:: Challenge ::
Each line of the material below that holds the word "Precipitation" needs to be copied.

:: Raw data ::

## start

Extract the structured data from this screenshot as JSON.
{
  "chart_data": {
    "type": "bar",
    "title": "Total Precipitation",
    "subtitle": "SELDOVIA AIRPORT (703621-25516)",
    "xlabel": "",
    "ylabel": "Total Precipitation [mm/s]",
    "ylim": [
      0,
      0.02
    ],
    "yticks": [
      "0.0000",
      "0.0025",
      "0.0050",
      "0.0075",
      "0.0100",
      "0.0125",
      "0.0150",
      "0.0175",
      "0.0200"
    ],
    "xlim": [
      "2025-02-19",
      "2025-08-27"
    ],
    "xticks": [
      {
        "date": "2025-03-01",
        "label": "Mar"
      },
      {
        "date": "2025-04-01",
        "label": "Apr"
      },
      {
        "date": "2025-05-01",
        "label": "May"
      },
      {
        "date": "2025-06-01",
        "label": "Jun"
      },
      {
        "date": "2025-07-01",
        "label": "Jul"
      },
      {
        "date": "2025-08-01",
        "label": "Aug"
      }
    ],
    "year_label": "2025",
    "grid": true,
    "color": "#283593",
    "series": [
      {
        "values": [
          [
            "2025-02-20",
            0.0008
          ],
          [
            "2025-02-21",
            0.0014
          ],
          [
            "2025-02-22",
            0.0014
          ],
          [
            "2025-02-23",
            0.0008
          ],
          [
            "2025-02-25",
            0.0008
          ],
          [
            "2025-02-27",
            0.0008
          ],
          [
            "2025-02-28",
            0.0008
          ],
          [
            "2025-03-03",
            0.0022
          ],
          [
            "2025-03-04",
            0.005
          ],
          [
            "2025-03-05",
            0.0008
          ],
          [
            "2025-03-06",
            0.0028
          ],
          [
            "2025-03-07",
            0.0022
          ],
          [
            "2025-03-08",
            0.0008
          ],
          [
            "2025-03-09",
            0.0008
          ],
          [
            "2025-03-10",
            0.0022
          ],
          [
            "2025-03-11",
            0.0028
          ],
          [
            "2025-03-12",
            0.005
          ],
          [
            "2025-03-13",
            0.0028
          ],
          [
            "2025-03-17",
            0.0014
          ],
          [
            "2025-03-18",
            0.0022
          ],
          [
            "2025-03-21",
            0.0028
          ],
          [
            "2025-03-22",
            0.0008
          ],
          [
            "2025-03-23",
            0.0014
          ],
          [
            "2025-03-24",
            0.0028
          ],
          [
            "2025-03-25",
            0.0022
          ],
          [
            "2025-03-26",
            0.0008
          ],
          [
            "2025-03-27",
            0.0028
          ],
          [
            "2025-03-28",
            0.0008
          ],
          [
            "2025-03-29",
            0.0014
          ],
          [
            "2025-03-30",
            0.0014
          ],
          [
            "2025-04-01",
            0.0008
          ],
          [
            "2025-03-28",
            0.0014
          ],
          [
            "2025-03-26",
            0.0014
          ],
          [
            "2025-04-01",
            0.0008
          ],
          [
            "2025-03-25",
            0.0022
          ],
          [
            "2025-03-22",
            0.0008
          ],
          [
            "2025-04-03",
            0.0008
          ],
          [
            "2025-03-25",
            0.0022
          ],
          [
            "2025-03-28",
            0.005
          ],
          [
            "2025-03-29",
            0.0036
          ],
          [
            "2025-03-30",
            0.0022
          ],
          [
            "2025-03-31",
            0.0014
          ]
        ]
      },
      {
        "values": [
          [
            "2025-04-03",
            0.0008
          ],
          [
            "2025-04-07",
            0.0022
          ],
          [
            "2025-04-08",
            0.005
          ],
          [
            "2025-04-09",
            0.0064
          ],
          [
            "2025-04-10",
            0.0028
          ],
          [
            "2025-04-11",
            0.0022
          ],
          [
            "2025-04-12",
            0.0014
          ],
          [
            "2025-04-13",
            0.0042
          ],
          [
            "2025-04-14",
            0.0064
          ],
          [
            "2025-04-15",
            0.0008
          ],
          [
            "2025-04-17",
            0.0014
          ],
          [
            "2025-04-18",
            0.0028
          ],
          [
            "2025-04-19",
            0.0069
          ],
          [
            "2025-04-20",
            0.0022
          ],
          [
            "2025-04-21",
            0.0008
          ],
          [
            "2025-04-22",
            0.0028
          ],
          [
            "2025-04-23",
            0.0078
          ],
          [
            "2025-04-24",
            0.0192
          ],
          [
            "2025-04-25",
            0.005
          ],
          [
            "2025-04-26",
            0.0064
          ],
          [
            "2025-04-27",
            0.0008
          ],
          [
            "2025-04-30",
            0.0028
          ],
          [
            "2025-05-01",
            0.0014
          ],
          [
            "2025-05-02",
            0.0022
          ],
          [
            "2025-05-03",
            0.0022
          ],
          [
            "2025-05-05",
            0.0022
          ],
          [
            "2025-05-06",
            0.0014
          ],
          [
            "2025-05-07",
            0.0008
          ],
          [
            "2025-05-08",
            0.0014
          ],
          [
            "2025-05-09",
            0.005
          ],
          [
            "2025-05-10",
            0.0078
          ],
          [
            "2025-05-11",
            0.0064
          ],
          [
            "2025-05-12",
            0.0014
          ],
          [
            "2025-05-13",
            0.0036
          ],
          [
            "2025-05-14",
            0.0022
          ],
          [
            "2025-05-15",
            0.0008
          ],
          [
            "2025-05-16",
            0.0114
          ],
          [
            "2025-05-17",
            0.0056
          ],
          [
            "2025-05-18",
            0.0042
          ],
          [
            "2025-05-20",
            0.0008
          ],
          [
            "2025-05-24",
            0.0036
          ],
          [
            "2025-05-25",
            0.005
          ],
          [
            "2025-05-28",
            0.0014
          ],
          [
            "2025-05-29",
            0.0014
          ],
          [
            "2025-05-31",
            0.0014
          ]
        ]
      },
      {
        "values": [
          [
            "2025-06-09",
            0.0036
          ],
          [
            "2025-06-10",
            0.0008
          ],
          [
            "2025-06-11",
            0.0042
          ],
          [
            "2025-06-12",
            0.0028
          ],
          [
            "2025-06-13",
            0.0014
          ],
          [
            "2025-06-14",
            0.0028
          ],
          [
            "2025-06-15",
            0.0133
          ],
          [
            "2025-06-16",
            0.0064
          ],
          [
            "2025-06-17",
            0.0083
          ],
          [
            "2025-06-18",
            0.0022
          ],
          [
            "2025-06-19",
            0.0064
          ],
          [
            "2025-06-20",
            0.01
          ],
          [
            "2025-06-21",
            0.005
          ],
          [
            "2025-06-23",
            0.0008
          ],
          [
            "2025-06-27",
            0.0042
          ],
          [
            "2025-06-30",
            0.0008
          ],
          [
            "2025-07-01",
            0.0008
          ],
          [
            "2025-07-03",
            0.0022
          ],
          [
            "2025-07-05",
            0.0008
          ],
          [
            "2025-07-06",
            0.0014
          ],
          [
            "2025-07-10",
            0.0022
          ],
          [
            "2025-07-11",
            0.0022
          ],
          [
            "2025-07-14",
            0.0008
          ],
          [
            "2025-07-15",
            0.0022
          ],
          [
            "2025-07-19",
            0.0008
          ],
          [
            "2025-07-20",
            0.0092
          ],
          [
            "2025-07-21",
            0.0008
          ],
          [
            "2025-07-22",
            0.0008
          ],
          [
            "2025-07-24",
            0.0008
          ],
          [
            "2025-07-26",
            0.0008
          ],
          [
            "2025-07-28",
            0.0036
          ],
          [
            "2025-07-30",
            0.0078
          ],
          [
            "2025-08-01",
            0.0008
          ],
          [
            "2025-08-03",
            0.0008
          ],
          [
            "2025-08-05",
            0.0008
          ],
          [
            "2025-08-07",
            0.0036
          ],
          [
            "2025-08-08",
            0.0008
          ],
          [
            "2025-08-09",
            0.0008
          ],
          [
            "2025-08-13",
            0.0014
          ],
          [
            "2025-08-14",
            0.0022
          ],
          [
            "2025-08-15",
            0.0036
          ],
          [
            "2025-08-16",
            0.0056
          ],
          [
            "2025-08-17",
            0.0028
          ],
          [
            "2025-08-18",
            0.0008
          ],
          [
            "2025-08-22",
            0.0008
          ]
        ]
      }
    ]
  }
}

## end

:: Solution ::
    "title": "Total Precipitation",
    "ylabel": "Total Precipitation [mm/s]",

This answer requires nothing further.